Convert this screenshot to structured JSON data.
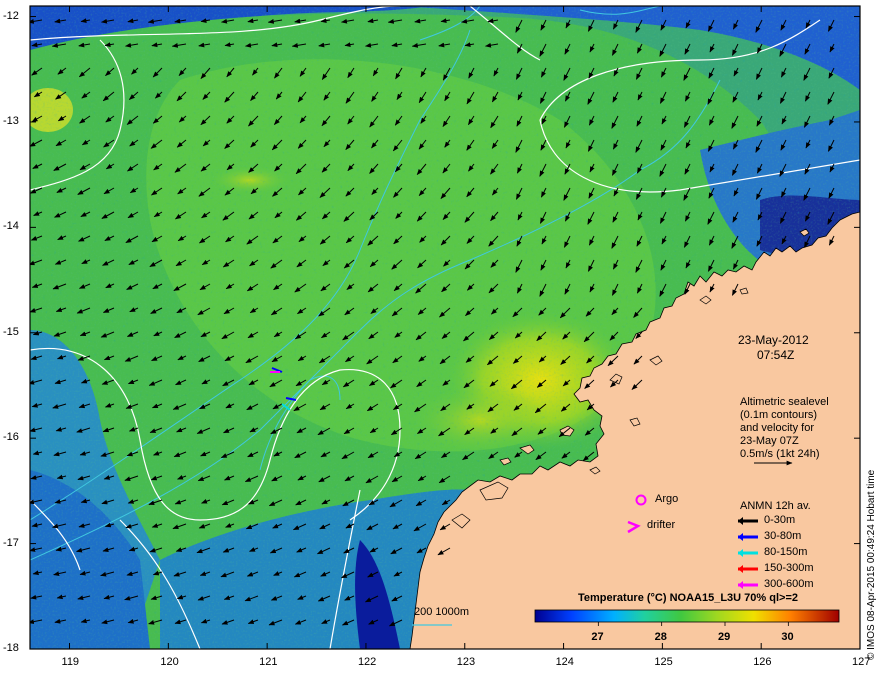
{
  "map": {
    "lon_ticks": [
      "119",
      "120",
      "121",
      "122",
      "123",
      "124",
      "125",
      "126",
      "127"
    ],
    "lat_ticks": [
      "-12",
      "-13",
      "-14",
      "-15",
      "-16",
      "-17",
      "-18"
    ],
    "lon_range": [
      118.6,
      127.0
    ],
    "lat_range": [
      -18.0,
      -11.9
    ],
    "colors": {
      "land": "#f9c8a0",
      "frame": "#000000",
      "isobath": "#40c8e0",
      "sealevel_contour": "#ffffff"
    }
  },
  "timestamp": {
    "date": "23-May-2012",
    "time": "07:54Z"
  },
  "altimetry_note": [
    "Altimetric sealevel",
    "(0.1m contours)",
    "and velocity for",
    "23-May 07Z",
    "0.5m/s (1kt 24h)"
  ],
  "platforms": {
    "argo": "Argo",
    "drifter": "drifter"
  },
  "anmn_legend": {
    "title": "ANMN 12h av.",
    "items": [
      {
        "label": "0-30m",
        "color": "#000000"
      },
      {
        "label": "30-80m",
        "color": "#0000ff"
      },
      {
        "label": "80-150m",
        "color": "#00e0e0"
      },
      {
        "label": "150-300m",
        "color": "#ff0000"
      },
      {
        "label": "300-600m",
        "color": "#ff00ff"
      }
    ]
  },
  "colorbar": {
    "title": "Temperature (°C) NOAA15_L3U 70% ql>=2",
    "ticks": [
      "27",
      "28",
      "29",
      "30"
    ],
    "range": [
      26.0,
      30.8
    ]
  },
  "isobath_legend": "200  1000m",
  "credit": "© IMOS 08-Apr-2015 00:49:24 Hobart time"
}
- - -
- _GIVEN EXERCISE_
Reproduce the material word for word. Any pictures should be left out of the copy.

- _TASK SOLUTION_
Convert this screenshot to structured JSON data.
{
  "map": {
    "lon_ticks": [
      "119",
      "120",
      "121",
      "122",
      "123",
      "124",
      "125",
      "126",
      "127"
    ],
    "lat_ticks": [
      "-12",
      "-13",
      "-14",
      "-15",
      "-16",
      "-17",
      "-18"
    ],
    "lon_range": [
      118.6,
      127.0
    ],
    "lat_range": [
      -18.0,
      -11.9
    ],
    "colors": {
      "land": "#f9c8a0",
      "frame": "#000000",
      "isobath": "#40c8e0",
      "sealevel_contour": "#ffffff"
    }
  },
  "timestamp": {
    "date": "23-May-2012",
    "time": "07:54Z"
  },
  "altimetry_note": [
    "Altimetric sealevel",
    "(0.1m contours)",
    "and velocity for",
    "23-May 07Z",
    "0.5m/s (1kt 24h)"
  ],
  "platforms": {
    "argo": "Argo",
    "drifter": "drifter"
  },
  "anmn_legend": {
    "title": "ANMN 12h av.",
    "items": [
      {
        "label": "0-30m",
        "color": "#000000"
      },
      {
        "label": "30-80m",
        "color": "#0000ff"
      },
      {
        "label": "80-150m",
        "color": "#00e0e0"
      },
      {
        "label": "150-300m",
        "color": "#ff0000"
      },
      {
        "label": "300-600m",
        "color": "#ff00ff"
      }
    ]
  },
  "colorbar": {
    "title": "Temperature (°C) NOAA15_L3U 70% ql>=2",
    "ticks": [
      "27",
      "28",
      "29",
      "30"
    ],
    "range": [
      26.0,
      30.8
    ]
  },
  "isobath_legend": "200  1000m",
  "credit": "© IMOS 08-Apr-2015 00:49:24 Hobart time"
}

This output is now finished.